**TASK MATERIAL**
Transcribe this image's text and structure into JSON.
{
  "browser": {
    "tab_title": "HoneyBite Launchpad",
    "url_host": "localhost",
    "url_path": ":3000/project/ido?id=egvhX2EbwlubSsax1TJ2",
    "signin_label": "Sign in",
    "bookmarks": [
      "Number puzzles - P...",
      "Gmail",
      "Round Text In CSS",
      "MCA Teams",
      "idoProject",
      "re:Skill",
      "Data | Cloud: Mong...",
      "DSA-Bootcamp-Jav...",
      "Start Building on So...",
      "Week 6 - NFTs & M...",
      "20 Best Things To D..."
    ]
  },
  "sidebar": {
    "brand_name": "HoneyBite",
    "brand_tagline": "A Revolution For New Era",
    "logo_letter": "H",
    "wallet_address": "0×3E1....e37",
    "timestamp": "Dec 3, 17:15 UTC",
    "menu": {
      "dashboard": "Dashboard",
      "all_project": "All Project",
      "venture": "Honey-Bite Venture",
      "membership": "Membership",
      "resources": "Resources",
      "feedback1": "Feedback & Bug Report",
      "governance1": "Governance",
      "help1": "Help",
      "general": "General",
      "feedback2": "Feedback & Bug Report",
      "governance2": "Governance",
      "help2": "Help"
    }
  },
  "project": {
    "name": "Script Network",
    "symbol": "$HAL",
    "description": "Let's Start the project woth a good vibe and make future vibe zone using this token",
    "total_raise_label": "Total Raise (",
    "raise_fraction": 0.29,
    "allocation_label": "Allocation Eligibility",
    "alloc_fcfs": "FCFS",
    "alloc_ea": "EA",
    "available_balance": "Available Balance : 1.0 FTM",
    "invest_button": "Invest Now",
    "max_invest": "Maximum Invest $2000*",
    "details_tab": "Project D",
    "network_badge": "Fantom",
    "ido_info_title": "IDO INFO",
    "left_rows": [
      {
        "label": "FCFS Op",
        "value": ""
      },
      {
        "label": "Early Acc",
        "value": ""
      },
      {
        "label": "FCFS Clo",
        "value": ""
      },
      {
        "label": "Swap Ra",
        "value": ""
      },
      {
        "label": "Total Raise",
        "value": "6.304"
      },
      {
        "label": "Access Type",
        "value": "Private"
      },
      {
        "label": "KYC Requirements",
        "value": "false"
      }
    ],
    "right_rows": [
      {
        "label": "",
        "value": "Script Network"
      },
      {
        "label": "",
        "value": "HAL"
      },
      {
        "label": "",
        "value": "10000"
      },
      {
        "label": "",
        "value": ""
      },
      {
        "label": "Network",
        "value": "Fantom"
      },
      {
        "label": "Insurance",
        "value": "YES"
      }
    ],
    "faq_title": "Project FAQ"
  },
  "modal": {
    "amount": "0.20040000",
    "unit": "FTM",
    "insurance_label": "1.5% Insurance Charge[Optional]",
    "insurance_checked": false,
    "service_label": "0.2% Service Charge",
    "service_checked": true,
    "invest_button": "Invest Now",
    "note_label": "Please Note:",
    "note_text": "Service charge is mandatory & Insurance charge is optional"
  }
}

**EXERCISE**
Above are some records; extract every one of them exactly.

**FINISHED ANSWER**
Transcribe this image's text and structure into JSON.
{
  "browser": {
    "tab_title": "HoneyBite Launchpad",
    "url_host": "localhost",
    "url_path": ":3000/project/ido?id=egvhX2EbwlubSsax1TJ2",
    "signin_label": "Sign in",
    "bookmarks": [
      "Number puzzles - P...",
      "Gmail",
      "Round Text In CSS",
      "MCA Teams",
      "idoProject",
      "re:Skill",
      "Data | Cloud: Mong...",
      "DSA-Bootcamp-Jav...",
      "Start Building on So...",
      "Week 6 - NFTs & M...",
      "20 Best Things To D..."
    ]
  },
  "sidebar": {
    "brand_name": "HoneyBite",
    "brand_tagline": "A Revolution For New Era",
    "logo_letter": "H",
    "wallet_address": "0×3E1....e37",
    "timestamp": "Dec 3, 17:15 UTC",
    "menu": {
      "dashboard": "Dashboard",
      "all_project": "All Project",
      "venture": "Honey-Bite Venture",
      "membership": "Membership",
      "resources": "Resources",
      "feedback1": "Feedback & Bug Report",
      "governance1": "Governance",
      "help1": "Help",
      "general": "General",
      "feedback2": "Feedback & Bug Report",
      "governance2": "Governance",
      "help2": "Help"
    }
  },
  "project": {
    "name": "Script Network",
    "symbol": "$HAL",
    "description": "Let's Start the project woth a good vibe and make future vibe zone using this token",
    "total_raise_label": "Total Raise (",
    "raise_fraction": 0.29,
    "allocation_label": "Allocation Eligibility",
    "alloc_fcfs": "FCFS",
    "alloc_ea": "EA",
    "available_balance": "Available Balance : 1.0 FTM",
    "invest_button": "Invest Now",
    "max_invest": "Maximum Invest $2000*",
    "details_tab": "Project D",
    "network_badge": "Fantom",
    "ido_info_title": "IDO INFO",
    "left_rows": [
      {
        "label": "FCFS Op",
        "value": ""
      },
      {
        "label": "Early Acc",
        "value": ""
      },
      {
        "label": "FCFS Clo",
        "value": ""
      },
      {
        "label": "Swap Ra",
        "value": ""
      },
      {
        "label": "Total Raise",
        "value": "6.304"
      },
      {
        "label": "Access Type",
        "value": "Private"
      },
      {
        "label": "KYC Requirements",
        "value": "false"
      }
    ],
    "right_rows": [
      {
        "label": "",
        "value": "Script Network"
      },
      {
        "label": "",
        "value": "HAL"
      },
      {
        "label": "",
        "value": "10000"
      },
      {
        "label": "",
        "value": ""
      },
      {
        "label": "Network",
        "value": "Fantom"
      },
      {
        "label": "Insurance",
        "value": "YES"
      }
    ],
    "faq_title": "Project FAQ"
  },
  "modal": {
    "amount": "0.20040000",
    "unit": "FTM",
    "insurance_label": "1.5% Insurance Charge[Optional]",
    "insurance_checked": false,
    "service_label": "0.2% Service Charge",
    "service_checked": true,
    "invest_button": "Invest Now",
    "note_label": "Please Note:",
    "note_text": "Service charge is mandatory & Insurance charge is optional"
  }
}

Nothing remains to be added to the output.